→ Task brief:
Locate every line in the records below that holds the word "Accuracy" and return each one.

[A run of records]
* Start *
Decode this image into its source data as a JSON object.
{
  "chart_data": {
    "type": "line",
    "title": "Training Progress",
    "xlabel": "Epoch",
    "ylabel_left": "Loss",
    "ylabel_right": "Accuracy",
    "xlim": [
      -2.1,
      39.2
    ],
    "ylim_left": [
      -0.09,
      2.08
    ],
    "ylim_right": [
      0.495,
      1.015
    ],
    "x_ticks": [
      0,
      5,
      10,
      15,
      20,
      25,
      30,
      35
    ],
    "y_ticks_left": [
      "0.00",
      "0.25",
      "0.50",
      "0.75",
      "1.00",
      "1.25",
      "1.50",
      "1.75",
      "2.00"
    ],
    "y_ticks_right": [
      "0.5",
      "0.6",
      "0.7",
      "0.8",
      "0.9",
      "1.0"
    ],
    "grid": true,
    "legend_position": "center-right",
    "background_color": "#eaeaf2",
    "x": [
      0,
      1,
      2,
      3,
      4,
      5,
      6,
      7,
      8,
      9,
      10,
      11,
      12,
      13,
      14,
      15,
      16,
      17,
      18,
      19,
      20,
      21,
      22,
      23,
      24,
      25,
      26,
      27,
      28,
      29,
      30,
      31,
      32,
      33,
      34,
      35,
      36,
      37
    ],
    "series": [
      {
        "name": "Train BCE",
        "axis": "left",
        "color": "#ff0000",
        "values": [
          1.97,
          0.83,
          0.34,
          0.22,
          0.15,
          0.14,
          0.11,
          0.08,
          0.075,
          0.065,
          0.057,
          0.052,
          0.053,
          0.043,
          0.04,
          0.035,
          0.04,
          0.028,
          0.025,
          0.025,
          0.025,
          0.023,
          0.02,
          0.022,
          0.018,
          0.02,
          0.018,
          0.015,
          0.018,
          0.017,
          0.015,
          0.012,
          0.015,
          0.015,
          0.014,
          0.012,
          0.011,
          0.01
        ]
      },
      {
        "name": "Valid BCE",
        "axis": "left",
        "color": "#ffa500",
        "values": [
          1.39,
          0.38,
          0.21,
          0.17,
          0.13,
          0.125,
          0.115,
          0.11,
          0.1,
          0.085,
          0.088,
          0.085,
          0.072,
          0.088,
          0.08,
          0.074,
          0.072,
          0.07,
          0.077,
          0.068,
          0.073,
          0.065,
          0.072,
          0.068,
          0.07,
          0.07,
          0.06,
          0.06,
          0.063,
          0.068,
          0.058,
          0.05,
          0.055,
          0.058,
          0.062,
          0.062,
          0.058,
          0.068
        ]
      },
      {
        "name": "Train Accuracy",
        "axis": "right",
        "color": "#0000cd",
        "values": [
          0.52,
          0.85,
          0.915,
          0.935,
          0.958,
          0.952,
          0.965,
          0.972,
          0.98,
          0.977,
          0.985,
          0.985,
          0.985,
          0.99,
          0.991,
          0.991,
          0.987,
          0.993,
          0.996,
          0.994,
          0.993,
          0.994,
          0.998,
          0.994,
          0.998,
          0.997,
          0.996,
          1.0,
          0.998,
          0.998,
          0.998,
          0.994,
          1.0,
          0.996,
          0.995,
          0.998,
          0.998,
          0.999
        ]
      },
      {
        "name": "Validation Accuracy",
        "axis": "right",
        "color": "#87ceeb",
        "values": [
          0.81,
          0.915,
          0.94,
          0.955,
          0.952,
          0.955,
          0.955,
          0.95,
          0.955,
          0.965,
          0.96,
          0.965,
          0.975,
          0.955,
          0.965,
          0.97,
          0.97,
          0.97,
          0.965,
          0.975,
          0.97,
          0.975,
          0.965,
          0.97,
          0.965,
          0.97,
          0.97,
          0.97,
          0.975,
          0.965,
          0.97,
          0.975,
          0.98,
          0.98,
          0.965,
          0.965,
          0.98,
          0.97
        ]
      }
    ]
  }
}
* End *
→ Correct response:
    "ylabel_right": "Accuracy",
        "name": "Train Accuracy",
        "name": "Validation Accuracy",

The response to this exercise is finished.